Exercise description -
Repeat the material below exactly, with no pictures.

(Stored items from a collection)
● ● ●
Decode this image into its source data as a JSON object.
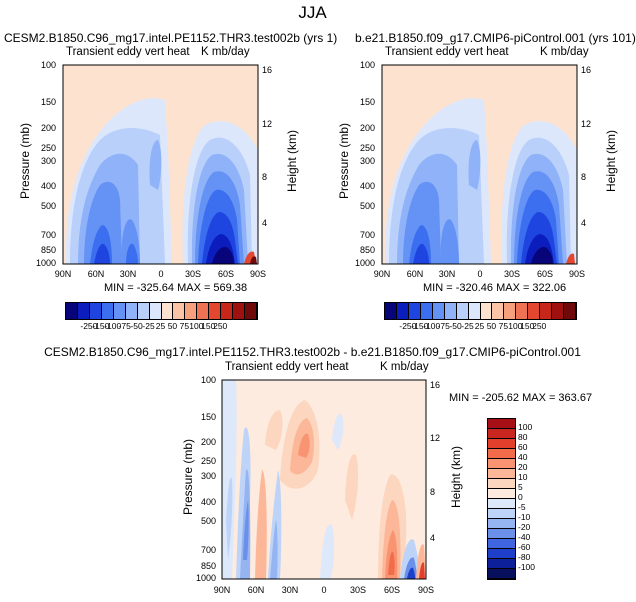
{
  "figure": {
    "title": "JJA"
  },
  "panels": {
    "top_left": {
      "case_title": "CESM2.B1850.C96_mg17.intel.PE1152.THR3.test002b (yrs 1)",
      "left_label": "Transient eddy vert heat",
      "right_label": "K mb/day",
      "stats": "MIN = -325.64   MAX = 569.38"
    },
    "top_right": {
      "case_title": "b.e21.B1850.f09_g17.CMIP6-piControl.001 (yrs 101)",
      "left_label": "Transient eddy vert heat",
      "right_label": "K mb/day",
      "stats": "MIN = -320.46   MAX = 322.06"
    },
    "bottom": {
      "case_title": "CESM2.B1850.C96_mg17.intel.PE1152.THR3.test002b - b.e21.B1850.f09_g17.CMIP6-piControl.001",
      "left_label": "Transient eddy vert heat",
      "right_label": "K mb/day",
      "stats": "MIN = -205.62   MAX = 363.67"
    }
  },
  "chart_data": [
    {
      "type": "heatmap",
      "panel": "top_left",
      "ylabel": "Pressure (mb)",
      "y2label": "Height (km)",
      "xticks": [
        "90N",
        "60N",
        "30N",
        "0",
        "30S",
        "60S",
        "90S"
      ],
      "yticks": [
        "100",
        "150",
        "200",
        "250",
        "300",
        "400",
        "500",
        "700",
        "850",
        "1000"
      ],
      "y2ticks": [
        "16",
        "12",
        "8",
        "4"
      ],
      "min": -325.64,
      "max": 569.38,
      "colorbar_levels": [
        "-250",
        "-150",
        "-100",
        "-75",
        "-50",
        "-25",
        "25",
        "50",
        "75",
        "100",
        "150",
        "250"
      ]
    },
    {
      "type": "heatmap",
      "panel": "top_right",
      "ylabel": "Pressure (mb)",
      "y2label": "Height (km)",
      "xticks": [
        "90N",
        "60N",
        "30N",
        "0",
        "30S",
        "60S",
        "90S"
      ],
      "yticks": [
        "100",
        "150",
        "200",
        "250",
        "300",
        "400",
        "500",
        "700",
        "850",
        "1000"
      ],
      "y2ticks": [
        "16",
        "12",
        "8",
        "4"
      ],
      "min": -320.46,
      "max": 322.06,
      "colorbar_levels": [
        "-250",
        "-150",
        "-100",
        "-75",
        "-50",
        "-25",
        "25",
        "50",
        "75",
        "100",
        "150",
        "250"
      ]
    },
    {
      "type": "heatmap",
      "panel": "bottom",
      "ylabel": "Pressure (mb)",
      "y2label": "Height (km)",
      "xticks": [
        "90N",
        "60N",
        "30N",
        "0",
        "30S",
        "60S",
        "90S"
      ],
      "yticks": [
        "100",
        "150",
        "200",
        "250",
        "300",
        "400",
        "500",
        "700",
        "850",
        "1000"
      ],
      "y2ticks": [
        "16",
        "12",
        "8",
        "4"
      ],
      "min": -205.62,
      "max": 363.67,
      "colorbar_levels": [
        "100",
        "80",
        "60",
        "40",
        "20",
        "10",
        "5",
        "0",
        "-5",
        "-10",
        "-20",
        "-40",
        "-60",
        "-80",
        "-100"
      ]
    }
  ],
  "colors": {
    "top_scale": [
      "#08047a",
      "#0c1dbd",
      "#1f45e0",
      "#3c6ef0",
      "#6592f5",
      "#8fb2f8",
      "#b9d0fb",
      "#dce7fc",
      "#fde3cf",
      "#fbc4a6",
      "#f7a07e",
      "#f07255",
      "#e4472f",
      "#c7261a",
      "#a0100f",
      "#700a0a"
    ],
    "diff_scale": [
      "#a50f15",
      "#c8261e",
      "#e23f2d",
      "#f26b4b",
      "#f89471",
      "#fbb797",
      "#fdd6bf",
      "#fdebdf",
      "#dde8fb",
      "#bdd3f7",
      "#95b5f2",
      "#6b90ea",
      "#3f66e0",
      "#1d3fc9",
      "#0d1f99",
      "#08105e"
    ]
  }
}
● ● ●
Result -
Decode this image into its source data as a JSON object.
{
  "figure": {
    "title": "JJA"
  },
  "panels": {
    "top_left": {
      "case_title": "CESM2.B1850.C96_mg17.intel.PE1152.THR3.test002b (yrs 1)",
      "left_label": "Transient eddy vert heat",
      "right_label": "K mb/day",
      "stats": "MIN = -325.64   MAX = 569.38"
    },
    "top_right": {
      "case_title": "b.e21.B1850.f09_g17.CMIP6-piControl.001 (yrs 101)",
      "left_label": "Transient eddy vert heat",
      "right_label": "K mb/day",
      "stats": "MIN = -320.46   MAX = 322.06"
    },
    "bottom": {
      "case_title": "CESM2.B1850.C96_mg17.intel.PE1152.THR3.test002b - b.e21.B1850.f09_g17.CMIP6-piControl.001",
      "left_label": "Transient eddy vert heat",
      "right_label": "K mb/day",
      "stats": "MIN = -205.62   MAX = 363.67"
    }
  },
  "chart_data": [
    {
      "type": "heatmap",
      "panel": "top_left",
      "ylabel": "Pressure (mb)",
      "y2label": "Height (km)",
      "xticks": [
        "90N",
        "60N",
        "30N",
        "0",
        "30S",
        "60S",
        "90S"
      ],
      "yticks": [
        "100",
        "150",
        "200",
        "250",
        "300",
        "400",
        "500",
        "700",
        "850",
        "1000"
      ],
      "y2ticks": [
        "16",
        "12",
        "8",
        "4"
      ],
      "min": -325.64,
      "max": 569.38,
      "colorbar_levels": [
        "-250",
        "-150",
        "-100",
        "-75",
        "-50",
        "-25",
        "25",
        "50",
        "75",
        "100",
        "150",
        "250"
      ]
    },
    {
      "type": "heatmap",
      "panel": "top_right",
      "ylabel": "Pressure (mb)",
      "y2label": "Height (km)",
      "xticks": [
        "90N",
        "60N",
        "30N",
        "0",
        "30S",
        "60S",
        "90S"
      ],
      "yticks": [
        "100",
        "150",
        "200",
        "250",
        "300",
        "400",
        "500",
        "700",
        "850",
        "1000"
      ],
      "y2ticks": [
        "16",
        "12",
        "8",
        "4"
      ],
      "min": -320.46,
      "max": 322.06,
      "colorbar_levels": [
        "-250",
        "-150",
        "-100",
        "-75",
        "-50",
        "-25",
        "25",
        "50",
        "75",
        "100",
        "150",
        "250"
      ]
    },
    {
      "type": "heatmap",
      "panel": "bottom",
      "ylabel": "Pressure (mb)",
      "y2label": "Height (km)",
      "xticks": [
        "90N",
        "60N",
        "30N",
        "0",
        "30S",
        "60S",
        "90S"
      ],
      "yticks": [
        "100",
        "150",
        "200",
        "250",
        "300",
        "400",
        "500",
        "700",
        "850",
        "1000"
      ],
      "y2ticks": [
        "16",
        "12",
        "8",
        "4"
      ],
      "min": -205.62,
      "max": 363.67,
      "colorbar_levels": [
        "100",
        "80",
        "60",
        "40",
        "20",
        "10",
        "5",
        "0",
        "-5",
        "-10",
        "-20",
        "-40",
        "-60",
        "-80",
        "-100"
      ]
    }
  ],
  "colors": {
    "top_scale": [
      "#08047a",
      "#0c1dbd",
      "#1f45e0",
      "#3c6ef0",
      "#6592f5",
      "#8fb2f8",
      "#b9d0fb",
      "#dce7fc",
      "#fde3cf",
      "#fbc4a6",
      "#f7a07e",
      "#f07255",
      "#e4472f",
      "#c7261a",
      "#a0100f",
      "#700a0a"
    ],
    "diff_scale": [
      "#a50f15",
      "#c8261e",
      "#e23f2d",
      "#f26b4b",
      "#f89471",
      "#fbb797",
      "#fdd6bf",
      "#fdebdf",
      "#dde8fb",
      "#bdd3f7",
      "#95b5f2",
      "#6b90ea",
      "#3f66e0",
      "#1d3fc9",
      "#0d1f99",
      "#08105e"
    ]
  }
}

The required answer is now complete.